### EXERCISE REQUIREMENTS
Write out each line beneath this one exactly as it reads.

### DATASET ROWS
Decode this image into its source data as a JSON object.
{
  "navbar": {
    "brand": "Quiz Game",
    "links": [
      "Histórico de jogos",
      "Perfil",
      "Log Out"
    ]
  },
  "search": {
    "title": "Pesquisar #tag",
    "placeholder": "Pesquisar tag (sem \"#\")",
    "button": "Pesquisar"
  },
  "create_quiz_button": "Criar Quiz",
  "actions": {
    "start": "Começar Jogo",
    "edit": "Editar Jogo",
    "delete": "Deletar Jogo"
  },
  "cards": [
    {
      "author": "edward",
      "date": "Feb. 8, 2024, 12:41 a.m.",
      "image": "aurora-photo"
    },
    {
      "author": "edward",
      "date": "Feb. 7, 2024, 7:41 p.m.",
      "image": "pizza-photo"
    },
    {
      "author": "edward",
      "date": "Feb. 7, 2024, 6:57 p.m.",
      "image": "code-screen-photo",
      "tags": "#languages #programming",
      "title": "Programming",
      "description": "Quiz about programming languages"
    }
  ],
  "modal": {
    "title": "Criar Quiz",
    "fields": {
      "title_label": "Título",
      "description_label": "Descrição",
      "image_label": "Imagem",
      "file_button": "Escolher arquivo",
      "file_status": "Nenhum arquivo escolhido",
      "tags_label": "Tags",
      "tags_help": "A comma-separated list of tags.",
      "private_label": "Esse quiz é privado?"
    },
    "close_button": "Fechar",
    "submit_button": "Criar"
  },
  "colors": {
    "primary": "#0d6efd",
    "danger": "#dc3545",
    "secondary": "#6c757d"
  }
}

### SOLUTION
Decode this image into its source data as a JSON object.
{
  "navbar": {
    "brand": "Quiz Game",
    "links": [
      "Histórico de jogos",
      "Perfil",
      "Log Out"
    ]
  },
  "search": {
    "title": "Pesquisar #tag",
    "placeholder": "Pesquisar tag (sem \"#\")",
    "button": "Pesquisar"
  },
  "create_quiz_button": "Criar Quiz",
  "actions": {
    "start": "Começar Jogo",
    "edit": "Editar Jogo",
    "delete": "Deletar Jogo"
  },
  "cards": [
    {
      "author": "edward",
      "date": "Feb. 8, 2024, 12:41 a.m.",
      "image": "aurora-photo"
    },
    {
      "author": "edward",
      "date": "Feb. 7, 2024, 7:41 p.m.",
      "image": "pizza-photo"
    },
    {
      "author": "edward",
      "date": "Feb. 7, 2024, 6:57 p.m.",
      "image": "code-screen-photo",
      "tags": "#languages #programming",
      "title": "Programming",
      "description": "Quiz about programming languages"
    }
  ],
  "modal": {
    "title": "Criar Quiz",
    "fields": {
      "title_label": "Título",
      "description_label": "Descrição",
      "image_label": "Imagem",
      "file_button": "Escolher arquivo",
      "file_status": "Nenhum arquivo escolhido",
      "tags_label": "Tags",
      "tags_help": "A comma-separated list of tags.",
      "private_label": "Esse quiz é privado?"
    },
    "close_button": "Fechar",
    "submit_button": "Criar"
  },
  "colors": {
    "primary": "#0d6efd",
    "danger": "#dc3545",
    "secondary": "#6c757d"
  }
}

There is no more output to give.